## Aim
Transcribe precisely those lines of the listing that fall between the line containing "Output a JSON" and the last line, inclusive of both.

## Entries
## BEGIN

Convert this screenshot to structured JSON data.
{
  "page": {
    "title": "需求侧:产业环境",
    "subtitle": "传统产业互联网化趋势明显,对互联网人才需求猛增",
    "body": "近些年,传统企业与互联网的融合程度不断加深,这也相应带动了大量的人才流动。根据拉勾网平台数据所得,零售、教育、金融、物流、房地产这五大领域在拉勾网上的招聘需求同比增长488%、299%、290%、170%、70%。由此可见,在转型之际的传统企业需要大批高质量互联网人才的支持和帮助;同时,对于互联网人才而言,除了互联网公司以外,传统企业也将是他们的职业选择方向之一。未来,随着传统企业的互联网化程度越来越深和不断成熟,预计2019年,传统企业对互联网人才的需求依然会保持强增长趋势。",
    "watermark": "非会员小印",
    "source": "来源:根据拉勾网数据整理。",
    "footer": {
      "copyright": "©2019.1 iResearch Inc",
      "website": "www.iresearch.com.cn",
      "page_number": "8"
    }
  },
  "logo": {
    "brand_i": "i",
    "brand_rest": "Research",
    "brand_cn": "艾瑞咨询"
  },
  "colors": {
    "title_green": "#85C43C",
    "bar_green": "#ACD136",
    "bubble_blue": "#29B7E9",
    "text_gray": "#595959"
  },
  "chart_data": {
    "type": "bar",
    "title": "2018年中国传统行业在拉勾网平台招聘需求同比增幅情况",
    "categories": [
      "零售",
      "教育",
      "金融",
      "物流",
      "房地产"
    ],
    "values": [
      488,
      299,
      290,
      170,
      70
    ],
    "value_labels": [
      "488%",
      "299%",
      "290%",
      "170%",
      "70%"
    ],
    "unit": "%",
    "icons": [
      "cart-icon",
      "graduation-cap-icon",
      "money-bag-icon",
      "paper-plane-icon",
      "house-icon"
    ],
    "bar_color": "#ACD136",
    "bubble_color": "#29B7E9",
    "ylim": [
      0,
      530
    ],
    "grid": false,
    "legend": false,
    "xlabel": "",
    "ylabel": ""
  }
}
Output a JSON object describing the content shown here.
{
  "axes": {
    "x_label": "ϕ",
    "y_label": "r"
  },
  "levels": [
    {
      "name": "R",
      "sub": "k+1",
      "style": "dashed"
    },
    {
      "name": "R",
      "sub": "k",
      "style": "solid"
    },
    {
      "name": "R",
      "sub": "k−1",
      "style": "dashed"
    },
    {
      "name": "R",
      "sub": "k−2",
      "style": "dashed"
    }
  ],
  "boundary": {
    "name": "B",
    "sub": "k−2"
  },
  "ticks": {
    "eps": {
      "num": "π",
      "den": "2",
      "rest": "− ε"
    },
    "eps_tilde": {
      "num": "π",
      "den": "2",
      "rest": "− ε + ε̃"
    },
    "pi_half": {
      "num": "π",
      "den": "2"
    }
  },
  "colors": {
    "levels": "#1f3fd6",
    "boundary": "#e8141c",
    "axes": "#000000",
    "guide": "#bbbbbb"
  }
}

## END

## Output for this task
Output a JSON object describing the content shown here.
{
  "axes": {
    "x_label": "ϕ",
    "y_label": "r"
  },
  "levels": [
    {
      "name": "R",
      "sub": "k+1",
      "style": "dashed"
    },
    {
      "name": "R",
      "sub": "k",
      "style": "solid"
    },
    {
      "name": "R",
      "sub": "k−1",
      "style": "dashed"
    },
    {
      "name": "R",
      "sub": "k−2",
      "style": "dashed"
    }
  ],
  "boundary": {
    "name": "B",
    "sub": "k−2"
  },
  "ticks": {
    "eps": {
      "num": "π",
      "den": "2",
      "rest": "− ε"
    },
    "eps_tilde": {
      "num": "π",
      "den": "2",
      "rest": "− ε + ε̃"
    },
    "pi_half": {
      "num": "π",
      "den": "2"
    }
  },
  "colors": {
    "levels": "#1f3fd6",
    "boundary": "#e8141c",
    "axes": "#000000",
    "guide": "#bbbbbb"
  }
}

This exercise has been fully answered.